◆ Prompt ◆
Print every entry exactly as written.

◆ Record set ◆

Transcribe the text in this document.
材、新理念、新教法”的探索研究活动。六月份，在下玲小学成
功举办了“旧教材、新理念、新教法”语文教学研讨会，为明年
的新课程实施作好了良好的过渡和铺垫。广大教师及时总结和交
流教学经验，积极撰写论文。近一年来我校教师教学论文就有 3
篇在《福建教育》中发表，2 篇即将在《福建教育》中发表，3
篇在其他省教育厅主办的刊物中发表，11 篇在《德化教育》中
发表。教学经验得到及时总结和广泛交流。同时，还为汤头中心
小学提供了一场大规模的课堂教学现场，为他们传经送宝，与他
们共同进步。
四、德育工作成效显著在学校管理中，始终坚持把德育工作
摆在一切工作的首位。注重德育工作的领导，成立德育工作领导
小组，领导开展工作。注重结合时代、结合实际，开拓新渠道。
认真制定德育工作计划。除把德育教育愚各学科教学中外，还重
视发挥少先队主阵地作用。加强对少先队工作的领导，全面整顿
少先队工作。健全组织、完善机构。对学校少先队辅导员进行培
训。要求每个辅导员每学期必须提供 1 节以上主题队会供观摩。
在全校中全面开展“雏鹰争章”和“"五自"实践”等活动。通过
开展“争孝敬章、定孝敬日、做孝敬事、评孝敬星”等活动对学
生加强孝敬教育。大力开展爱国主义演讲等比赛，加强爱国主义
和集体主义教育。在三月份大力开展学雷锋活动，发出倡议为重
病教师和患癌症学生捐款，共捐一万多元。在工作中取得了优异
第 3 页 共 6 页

◆ Task response ◆
Transcribe the text in this document.
材、新理念、新教法”的探索研究活动。六月份，在下玲小学成
功举办了“旧教材、新理念、新教法”语文教学研讨会，为明年
的新课程实施作好了良好的过渡和铺垫。广大教师及时总结和交
流教学经验，积极撰写论文。近一年来我校教师教学论文就有 3
篇在《福建教育》中发表，2 篇即将在《福建教育》中发表，3
篇在其他省教育厅主办的刊物中发表，11 篇在《德化教育》中
发表。教学经验得到及时总结和广泛交流。同时，还为汤头中心
小学提供了一场大规模的课堂教学现场，为他们传经送宝，与他
们共同进步。
四、德育工作成效显著在学校管理中，始终坚持把德育工作
摆在一切工作的首位。注重德育工作的领导，成立德育工作领导
小组，领导开展工作。注重结合时代、结合实际，开拓新渠道。
认真制定德育工作计划。除把德育教育愚各学科教学中外，还重
视发挥少先队主阵地作用。加强对少先队工作的领导，全面整顿
少先队工作。健全组织、完善机构。对学校少先队辅导员进行培
训。要求每个辅导员每学期必须提供 1 节以上主题队会供观摩。
在全校中全面开展“雏鹰争章”和“"五自"实践”等活动。通过
开展“争孝敬章、定孝敬日、做孝敬事、评孝敬星”等活动对学
生加强孝敬教育。大力开展爱国主义演讲等比赛，加强爱国主义
和集体主义教育。在三月份大力开展学雷锋活动，发出倡议为重
病教师和患癌症学生捐款，共捐一万多元。在工作中取得了优异
第 3 页 共 6 页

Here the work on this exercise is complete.